§ Data extract:
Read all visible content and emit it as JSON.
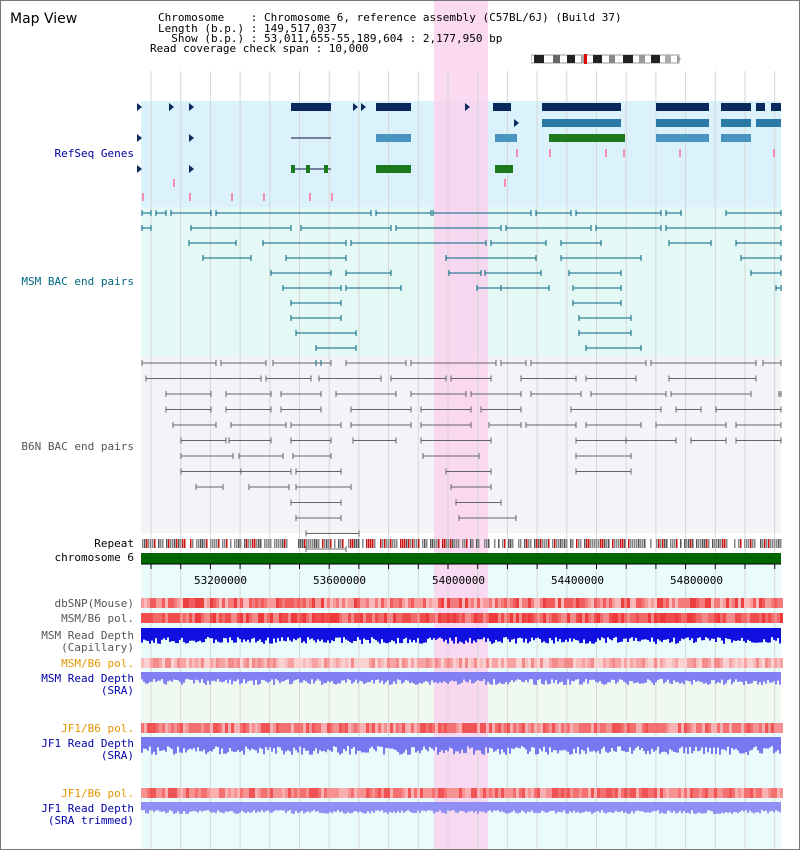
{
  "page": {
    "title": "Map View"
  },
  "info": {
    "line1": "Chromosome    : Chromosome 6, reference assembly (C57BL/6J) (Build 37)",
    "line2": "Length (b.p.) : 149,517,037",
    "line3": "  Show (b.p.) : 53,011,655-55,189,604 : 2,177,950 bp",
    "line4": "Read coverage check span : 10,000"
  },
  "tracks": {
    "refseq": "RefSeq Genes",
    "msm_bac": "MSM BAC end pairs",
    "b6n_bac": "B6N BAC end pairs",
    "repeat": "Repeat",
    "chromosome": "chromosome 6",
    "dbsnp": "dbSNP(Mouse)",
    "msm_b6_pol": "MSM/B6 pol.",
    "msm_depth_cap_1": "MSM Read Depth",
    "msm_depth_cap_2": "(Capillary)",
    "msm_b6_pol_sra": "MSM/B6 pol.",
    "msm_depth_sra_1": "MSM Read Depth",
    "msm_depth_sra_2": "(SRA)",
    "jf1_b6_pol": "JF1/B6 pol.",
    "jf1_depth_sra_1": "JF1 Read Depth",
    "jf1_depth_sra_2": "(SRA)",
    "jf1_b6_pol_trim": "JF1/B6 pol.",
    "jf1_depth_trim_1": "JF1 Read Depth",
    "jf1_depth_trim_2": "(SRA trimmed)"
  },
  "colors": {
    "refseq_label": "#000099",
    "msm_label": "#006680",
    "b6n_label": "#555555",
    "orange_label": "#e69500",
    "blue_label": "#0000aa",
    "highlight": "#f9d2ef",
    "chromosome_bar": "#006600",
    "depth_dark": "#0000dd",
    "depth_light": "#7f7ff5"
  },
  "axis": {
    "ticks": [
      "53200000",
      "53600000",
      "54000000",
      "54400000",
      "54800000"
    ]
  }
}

==

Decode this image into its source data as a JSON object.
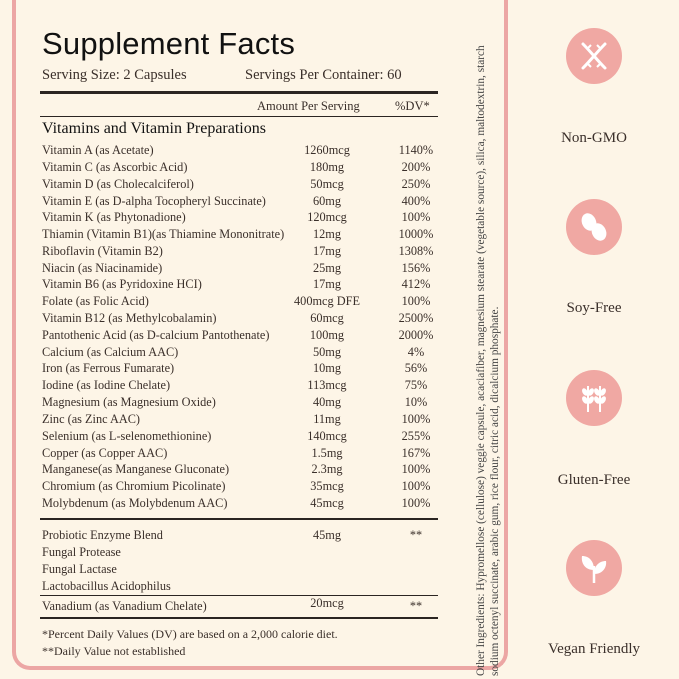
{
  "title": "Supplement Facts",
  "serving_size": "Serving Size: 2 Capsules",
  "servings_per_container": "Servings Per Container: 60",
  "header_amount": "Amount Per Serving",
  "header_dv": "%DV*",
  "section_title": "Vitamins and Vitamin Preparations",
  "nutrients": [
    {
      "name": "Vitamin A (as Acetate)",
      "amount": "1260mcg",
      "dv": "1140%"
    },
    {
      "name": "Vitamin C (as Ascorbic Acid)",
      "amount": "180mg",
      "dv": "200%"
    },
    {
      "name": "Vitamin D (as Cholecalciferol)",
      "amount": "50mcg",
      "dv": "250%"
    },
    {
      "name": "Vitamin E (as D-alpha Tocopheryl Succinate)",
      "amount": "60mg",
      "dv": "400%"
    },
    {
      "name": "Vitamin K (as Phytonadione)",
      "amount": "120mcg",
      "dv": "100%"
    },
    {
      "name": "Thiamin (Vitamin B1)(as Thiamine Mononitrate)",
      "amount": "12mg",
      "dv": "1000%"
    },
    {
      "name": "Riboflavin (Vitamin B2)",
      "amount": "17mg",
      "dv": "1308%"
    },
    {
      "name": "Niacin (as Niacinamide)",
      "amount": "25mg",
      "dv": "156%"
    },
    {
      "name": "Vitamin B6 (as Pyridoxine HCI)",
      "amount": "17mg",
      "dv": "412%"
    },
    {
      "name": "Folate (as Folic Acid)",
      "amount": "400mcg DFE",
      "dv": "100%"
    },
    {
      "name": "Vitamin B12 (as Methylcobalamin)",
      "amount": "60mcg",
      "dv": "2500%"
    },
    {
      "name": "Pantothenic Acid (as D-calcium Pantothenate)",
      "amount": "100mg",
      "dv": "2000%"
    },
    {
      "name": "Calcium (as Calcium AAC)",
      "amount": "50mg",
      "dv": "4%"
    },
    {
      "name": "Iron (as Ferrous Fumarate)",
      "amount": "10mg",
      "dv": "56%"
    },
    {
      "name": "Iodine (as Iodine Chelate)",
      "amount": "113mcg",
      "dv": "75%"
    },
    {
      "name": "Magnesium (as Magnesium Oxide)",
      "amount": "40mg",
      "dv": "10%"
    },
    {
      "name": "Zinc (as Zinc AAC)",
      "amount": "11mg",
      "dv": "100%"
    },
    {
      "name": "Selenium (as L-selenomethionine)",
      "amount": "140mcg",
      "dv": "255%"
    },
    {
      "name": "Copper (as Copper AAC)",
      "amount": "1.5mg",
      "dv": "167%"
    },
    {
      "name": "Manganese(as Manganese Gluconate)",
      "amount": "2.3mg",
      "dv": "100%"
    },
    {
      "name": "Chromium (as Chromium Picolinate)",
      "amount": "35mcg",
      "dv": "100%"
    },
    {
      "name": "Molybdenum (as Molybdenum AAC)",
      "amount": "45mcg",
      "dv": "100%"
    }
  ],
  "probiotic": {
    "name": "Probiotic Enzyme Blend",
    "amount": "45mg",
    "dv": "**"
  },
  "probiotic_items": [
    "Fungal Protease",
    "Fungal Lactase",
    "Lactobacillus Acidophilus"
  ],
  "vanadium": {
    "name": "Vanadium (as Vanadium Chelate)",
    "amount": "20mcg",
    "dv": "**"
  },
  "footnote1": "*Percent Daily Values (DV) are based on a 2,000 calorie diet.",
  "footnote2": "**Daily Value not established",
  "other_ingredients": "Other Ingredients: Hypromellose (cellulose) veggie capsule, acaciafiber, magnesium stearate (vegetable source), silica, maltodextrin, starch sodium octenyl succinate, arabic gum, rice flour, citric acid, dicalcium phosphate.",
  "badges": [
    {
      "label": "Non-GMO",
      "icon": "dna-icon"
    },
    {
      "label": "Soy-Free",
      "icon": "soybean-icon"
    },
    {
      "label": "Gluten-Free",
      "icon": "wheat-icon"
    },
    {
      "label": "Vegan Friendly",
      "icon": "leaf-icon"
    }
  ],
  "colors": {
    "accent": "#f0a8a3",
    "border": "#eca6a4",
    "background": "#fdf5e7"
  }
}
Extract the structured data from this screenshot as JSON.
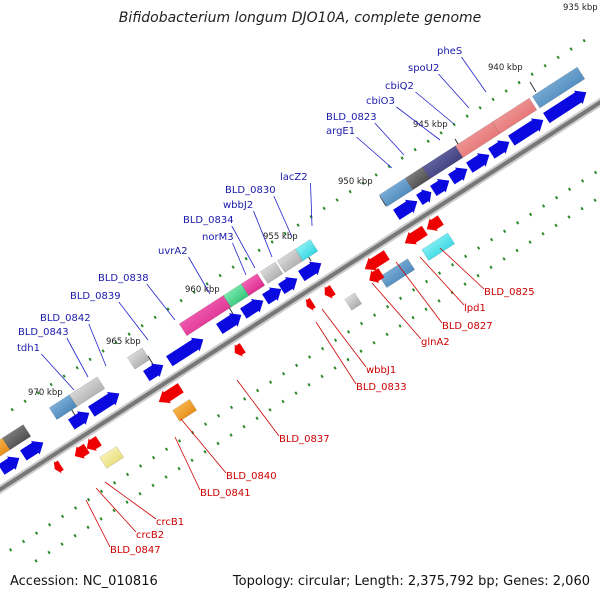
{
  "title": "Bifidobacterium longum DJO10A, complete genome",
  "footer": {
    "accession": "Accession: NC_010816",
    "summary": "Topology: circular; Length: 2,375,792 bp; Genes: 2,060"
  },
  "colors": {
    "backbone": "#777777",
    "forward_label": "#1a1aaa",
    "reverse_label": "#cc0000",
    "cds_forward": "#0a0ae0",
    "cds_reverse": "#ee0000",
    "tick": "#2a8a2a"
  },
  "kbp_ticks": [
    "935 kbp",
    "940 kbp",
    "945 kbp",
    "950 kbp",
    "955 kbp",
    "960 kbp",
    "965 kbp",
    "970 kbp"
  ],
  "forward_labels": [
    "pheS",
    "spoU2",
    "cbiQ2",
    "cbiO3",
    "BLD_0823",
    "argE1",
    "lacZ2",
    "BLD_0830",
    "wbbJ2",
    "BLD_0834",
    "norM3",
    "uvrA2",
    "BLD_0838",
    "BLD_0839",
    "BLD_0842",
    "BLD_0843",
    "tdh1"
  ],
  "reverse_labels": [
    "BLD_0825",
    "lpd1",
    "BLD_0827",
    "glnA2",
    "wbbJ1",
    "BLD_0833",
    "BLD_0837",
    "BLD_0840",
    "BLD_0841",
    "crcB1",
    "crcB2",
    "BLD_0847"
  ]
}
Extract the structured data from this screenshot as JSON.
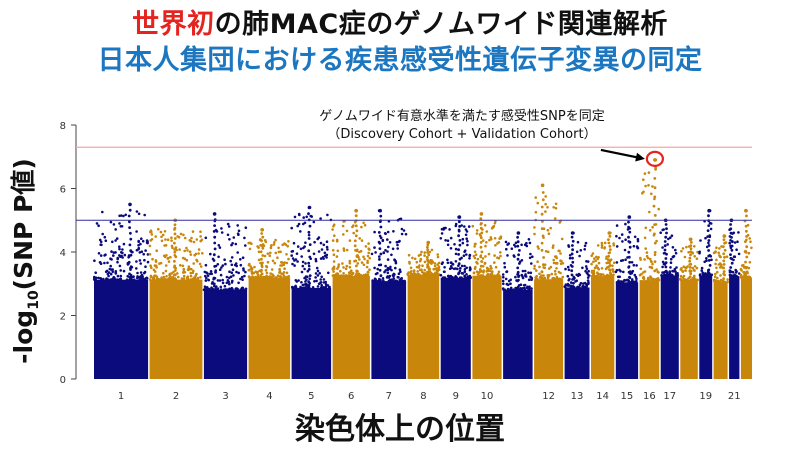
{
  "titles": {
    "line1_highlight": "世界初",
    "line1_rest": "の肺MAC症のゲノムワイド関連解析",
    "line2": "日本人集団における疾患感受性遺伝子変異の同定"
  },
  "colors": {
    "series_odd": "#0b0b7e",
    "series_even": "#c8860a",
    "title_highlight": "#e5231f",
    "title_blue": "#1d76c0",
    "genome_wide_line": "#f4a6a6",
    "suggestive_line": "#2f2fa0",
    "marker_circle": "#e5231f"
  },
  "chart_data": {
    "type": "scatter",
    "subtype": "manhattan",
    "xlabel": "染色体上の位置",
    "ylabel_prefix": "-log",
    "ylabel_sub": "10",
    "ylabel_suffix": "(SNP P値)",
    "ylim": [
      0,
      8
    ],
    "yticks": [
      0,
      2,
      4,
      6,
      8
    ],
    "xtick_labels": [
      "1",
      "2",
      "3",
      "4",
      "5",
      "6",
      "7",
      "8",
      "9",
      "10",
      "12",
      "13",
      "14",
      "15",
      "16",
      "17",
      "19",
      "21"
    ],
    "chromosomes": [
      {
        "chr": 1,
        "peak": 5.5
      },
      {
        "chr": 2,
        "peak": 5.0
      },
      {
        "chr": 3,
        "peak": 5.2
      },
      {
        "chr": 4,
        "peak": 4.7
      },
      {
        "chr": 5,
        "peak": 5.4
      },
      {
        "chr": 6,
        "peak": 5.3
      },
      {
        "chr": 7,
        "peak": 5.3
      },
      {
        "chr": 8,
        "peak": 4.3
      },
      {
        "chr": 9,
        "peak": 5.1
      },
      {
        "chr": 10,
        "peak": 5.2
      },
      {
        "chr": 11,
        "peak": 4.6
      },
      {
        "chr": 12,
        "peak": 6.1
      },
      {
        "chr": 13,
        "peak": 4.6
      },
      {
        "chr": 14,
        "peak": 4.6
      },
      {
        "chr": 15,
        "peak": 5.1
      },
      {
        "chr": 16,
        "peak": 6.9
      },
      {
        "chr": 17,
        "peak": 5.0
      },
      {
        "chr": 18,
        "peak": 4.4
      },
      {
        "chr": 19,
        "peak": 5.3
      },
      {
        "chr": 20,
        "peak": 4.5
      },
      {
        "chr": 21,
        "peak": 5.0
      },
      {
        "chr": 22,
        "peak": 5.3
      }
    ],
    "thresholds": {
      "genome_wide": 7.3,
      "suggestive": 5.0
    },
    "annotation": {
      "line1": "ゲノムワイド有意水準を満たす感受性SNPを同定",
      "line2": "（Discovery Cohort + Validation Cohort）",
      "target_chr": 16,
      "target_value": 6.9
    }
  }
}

§ What the task asks: In the lines above, find the word "Read" and copy every line it occurs in.

§ Task result:
Read all visible content and emit it as JSON.
    "line4": "Read coverage check span : 10,000"
    "msm_depth_cap_1": "MSM Read Depth",
    "msm_depth_sra_1": "MSM Read Depth",
    "jf1_depth_sra_1": "JF1 Read Depth",
    "jf1_depth_trim_1": "JF1 Read Depth",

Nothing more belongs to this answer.